▸ **SHORT PROBLEM**
Scan the listing below for the word "each" and state how many lines hold it. Write nothing but the number.

┌──

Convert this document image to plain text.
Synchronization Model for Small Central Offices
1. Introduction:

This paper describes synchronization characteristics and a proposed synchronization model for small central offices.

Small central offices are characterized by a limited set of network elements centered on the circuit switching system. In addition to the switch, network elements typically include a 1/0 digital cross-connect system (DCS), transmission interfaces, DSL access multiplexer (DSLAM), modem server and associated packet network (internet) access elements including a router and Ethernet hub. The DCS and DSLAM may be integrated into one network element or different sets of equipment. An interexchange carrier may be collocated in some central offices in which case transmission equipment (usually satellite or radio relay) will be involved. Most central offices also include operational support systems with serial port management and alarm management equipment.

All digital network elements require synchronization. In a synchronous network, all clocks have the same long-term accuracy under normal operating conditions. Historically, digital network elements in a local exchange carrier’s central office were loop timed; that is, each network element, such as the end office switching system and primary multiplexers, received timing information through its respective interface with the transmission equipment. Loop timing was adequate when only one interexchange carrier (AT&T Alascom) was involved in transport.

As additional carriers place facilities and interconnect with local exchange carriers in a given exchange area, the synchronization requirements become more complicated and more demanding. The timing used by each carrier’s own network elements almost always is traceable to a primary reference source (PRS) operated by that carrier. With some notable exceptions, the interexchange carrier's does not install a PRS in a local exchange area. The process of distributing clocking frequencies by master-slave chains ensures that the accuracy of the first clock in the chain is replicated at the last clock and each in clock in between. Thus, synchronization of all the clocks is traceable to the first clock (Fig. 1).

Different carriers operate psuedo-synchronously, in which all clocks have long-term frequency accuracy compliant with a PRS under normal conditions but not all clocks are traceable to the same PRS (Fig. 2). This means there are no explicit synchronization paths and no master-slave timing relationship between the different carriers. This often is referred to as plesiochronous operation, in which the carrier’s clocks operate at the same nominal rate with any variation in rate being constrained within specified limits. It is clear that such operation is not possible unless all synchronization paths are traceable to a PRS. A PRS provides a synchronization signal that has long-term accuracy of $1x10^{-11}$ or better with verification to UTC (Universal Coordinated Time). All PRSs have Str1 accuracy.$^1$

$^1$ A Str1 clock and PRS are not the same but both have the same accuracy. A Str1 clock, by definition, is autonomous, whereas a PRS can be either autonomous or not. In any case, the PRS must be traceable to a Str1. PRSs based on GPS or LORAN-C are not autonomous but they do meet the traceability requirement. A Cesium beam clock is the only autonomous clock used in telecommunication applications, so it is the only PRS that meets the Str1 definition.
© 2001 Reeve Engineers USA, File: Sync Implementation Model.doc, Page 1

└──
┌──

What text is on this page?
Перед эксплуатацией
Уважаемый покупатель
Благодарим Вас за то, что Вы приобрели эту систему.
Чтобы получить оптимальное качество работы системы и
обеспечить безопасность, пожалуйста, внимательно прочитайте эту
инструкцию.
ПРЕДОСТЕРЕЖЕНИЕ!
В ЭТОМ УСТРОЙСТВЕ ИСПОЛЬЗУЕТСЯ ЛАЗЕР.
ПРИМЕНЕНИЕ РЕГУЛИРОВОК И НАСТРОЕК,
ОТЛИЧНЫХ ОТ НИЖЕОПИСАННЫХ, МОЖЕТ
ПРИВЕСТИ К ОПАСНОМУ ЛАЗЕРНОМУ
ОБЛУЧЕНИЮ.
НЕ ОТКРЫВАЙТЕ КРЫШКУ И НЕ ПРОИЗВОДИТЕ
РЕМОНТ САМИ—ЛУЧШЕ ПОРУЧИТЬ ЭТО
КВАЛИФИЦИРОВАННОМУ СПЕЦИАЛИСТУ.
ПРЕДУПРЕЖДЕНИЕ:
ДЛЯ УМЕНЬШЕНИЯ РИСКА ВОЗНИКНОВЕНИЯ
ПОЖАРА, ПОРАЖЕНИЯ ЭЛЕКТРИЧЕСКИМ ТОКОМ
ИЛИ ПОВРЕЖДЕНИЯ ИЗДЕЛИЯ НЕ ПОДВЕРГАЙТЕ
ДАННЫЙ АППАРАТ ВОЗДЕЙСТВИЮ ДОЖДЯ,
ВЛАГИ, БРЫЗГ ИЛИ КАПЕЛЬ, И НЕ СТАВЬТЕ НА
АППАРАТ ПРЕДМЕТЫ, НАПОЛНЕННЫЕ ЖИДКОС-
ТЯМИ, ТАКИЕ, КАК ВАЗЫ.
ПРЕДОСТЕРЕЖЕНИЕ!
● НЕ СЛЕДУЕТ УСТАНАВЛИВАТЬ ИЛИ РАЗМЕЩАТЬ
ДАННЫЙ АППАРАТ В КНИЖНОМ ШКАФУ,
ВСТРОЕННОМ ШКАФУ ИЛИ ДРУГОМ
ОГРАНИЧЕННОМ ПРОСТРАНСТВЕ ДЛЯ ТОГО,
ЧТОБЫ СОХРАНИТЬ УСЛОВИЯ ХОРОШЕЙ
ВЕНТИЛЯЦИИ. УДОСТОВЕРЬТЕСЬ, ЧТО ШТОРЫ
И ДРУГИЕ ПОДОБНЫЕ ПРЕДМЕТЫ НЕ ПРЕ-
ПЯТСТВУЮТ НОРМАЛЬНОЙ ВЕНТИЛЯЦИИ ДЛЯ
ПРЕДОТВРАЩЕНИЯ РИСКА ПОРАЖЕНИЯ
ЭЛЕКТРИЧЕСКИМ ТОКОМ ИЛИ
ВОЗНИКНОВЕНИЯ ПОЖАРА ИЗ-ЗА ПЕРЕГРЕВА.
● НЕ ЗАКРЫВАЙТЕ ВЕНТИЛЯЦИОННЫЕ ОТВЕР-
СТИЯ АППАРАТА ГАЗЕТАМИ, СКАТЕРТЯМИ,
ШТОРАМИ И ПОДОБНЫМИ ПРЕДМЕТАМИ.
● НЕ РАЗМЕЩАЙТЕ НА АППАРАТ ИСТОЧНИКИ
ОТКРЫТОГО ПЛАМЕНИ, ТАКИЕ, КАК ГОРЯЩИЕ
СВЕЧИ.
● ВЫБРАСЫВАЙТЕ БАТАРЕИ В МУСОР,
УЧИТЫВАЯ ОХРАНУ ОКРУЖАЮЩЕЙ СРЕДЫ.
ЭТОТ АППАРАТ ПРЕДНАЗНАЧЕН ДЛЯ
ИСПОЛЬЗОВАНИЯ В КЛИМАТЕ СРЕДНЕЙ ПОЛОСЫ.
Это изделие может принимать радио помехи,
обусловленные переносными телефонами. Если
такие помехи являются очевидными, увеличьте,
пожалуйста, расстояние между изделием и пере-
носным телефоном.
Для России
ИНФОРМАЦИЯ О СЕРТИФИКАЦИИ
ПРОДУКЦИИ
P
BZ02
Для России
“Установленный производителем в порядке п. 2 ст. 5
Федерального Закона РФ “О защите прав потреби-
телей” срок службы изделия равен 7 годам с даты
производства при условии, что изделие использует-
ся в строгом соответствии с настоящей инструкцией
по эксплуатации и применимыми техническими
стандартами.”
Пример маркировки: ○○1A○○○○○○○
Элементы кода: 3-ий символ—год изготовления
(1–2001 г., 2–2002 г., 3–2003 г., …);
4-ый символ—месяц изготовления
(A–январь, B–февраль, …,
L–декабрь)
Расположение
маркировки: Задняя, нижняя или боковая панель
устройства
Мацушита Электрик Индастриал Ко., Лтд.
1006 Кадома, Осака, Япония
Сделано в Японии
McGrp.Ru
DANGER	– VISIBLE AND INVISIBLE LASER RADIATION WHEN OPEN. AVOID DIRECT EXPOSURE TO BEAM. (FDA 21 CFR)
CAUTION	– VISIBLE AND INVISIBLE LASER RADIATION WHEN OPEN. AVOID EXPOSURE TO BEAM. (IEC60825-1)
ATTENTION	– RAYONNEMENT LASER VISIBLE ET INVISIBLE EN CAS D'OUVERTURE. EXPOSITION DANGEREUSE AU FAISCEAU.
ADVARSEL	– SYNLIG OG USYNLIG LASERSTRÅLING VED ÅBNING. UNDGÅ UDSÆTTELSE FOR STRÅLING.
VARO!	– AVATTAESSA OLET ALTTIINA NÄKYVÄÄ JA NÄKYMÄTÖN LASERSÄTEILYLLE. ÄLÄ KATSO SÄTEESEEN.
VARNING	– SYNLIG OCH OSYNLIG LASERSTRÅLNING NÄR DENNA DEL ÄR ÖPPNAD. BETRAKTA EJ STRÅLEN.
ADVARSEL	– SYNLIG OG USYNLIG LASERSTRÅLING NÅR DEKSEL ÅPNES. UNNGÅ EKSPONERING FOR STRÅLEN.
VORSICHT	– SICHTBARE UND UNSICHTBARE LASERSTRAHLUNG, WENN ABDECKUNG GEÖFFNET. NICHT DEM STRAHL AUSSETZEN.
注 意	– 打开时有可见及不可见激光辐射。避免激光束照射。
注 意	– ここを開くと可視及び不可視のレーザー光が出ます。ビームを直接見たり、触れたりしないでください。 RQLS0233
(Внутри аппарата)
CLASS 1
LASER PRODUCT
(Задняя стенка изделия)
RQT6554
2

└──
┌──

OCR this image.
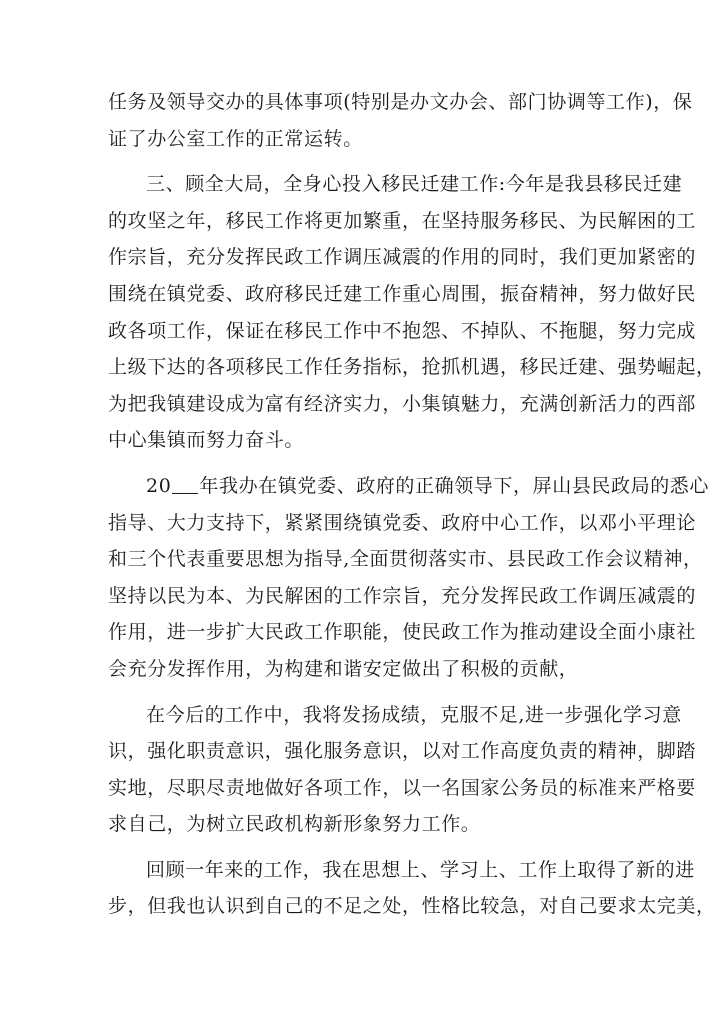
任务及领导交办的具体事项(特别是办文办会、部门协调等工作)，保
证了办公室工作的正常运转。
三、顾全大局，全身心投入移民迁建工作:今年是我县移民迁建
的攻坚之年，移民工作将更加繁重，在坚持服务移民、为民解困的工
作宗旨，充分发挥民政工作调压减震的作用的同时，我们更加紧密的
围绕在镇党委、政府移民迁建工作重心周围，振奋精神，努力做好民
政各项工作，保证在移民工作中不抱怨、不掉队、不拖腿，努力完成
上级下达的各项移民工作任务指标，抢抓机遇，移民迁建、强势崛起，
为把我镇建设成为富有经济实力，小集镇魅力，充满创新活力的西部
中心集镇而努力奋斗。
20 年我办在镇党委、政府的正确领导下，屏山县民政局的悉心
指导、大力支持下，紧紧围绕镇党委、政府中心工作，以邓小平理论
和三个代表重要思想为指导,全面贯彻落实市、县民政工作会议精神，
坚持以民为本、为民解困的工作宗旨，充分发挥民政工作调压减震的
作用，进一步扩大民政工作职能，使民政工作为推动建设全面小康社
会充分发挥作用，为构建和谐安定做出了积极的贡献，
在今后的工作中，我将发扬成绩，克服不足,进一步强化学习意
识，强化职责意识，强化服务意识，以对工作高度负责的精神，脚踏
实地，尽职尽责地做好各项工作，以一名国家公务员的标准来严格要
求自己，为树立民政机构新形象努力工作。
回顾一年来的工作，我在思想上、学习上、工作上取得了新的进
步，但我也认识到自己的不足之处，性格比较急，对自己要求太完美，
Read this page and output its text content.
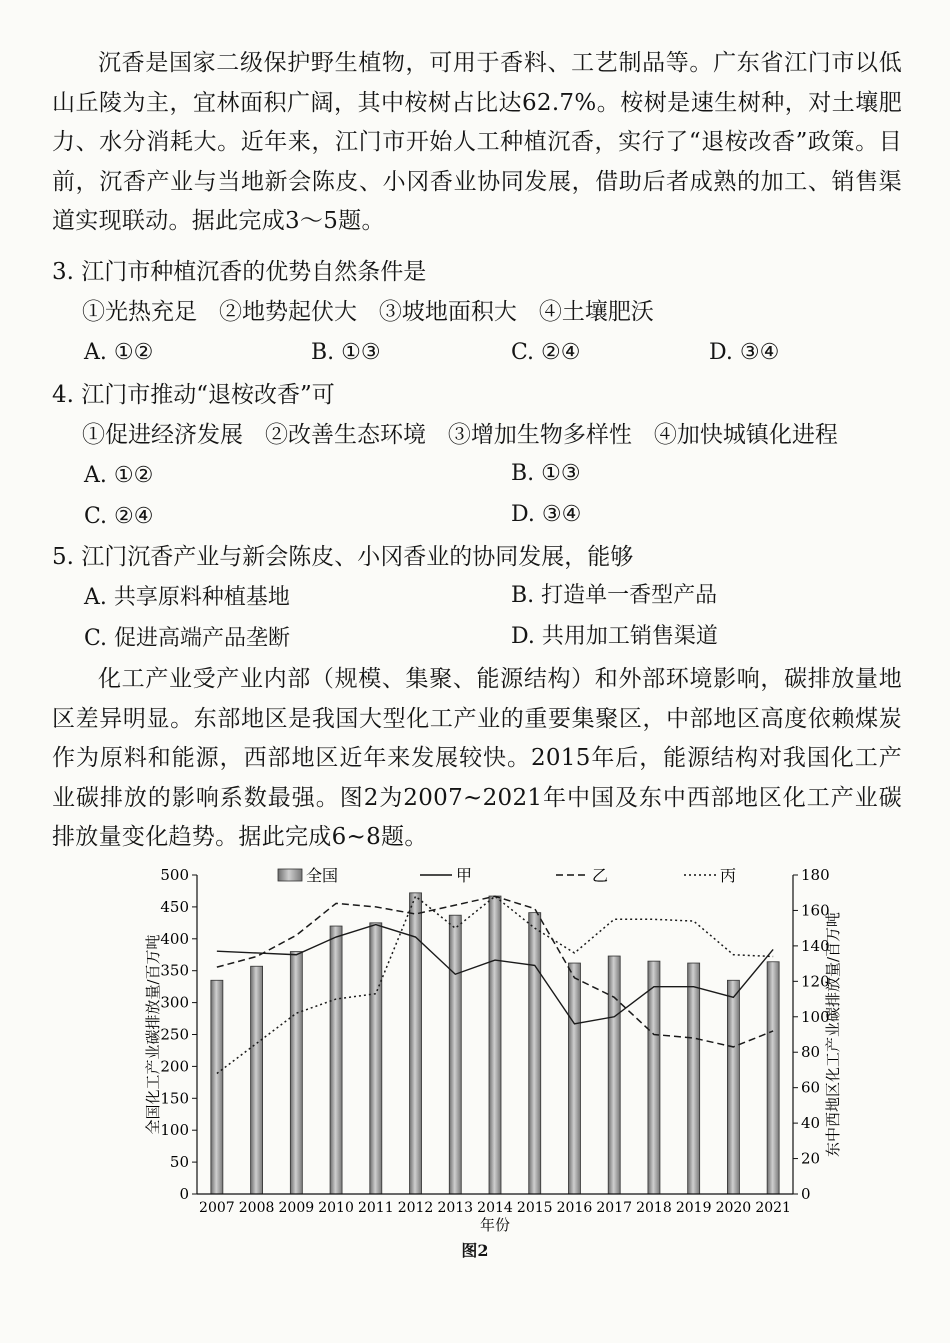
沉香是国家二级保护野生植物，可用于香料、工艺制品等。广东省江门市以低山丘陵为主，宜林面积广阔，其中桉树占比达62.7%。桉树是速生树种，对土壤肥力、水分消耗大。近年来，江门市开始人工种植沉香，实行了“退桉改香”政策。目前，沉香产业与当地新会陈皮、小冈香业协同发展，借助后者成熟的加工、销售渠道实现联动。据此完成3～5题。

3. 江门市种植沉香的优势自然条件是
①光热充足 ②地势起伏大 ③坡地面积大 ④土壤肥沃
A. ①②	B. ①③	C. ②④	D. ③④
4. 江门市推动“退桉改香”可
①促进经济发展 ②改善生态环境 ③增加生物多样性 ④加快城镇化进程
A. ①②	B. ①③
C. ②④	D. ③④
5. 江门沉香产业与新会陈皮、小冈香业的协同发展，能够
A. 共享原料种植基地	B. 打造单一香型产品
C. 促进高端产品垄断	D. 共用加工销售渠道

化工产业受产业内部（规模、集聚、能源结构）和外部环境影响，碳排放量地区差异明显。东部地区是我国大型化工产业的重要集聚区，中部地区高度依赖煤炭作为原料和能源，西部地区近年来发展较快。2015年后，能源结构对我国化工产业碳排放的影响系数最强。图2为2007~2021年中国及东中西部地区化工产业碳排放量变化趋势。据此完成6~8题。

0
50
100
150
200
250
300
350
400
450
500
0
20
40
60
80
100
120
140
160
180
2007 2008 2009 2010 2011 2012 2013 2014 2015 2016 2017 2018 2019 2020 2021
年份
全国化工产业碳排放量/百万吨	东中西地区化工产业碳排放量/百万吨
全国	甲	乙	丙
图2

└──

▸ **EXERCISE RESPONSE**
2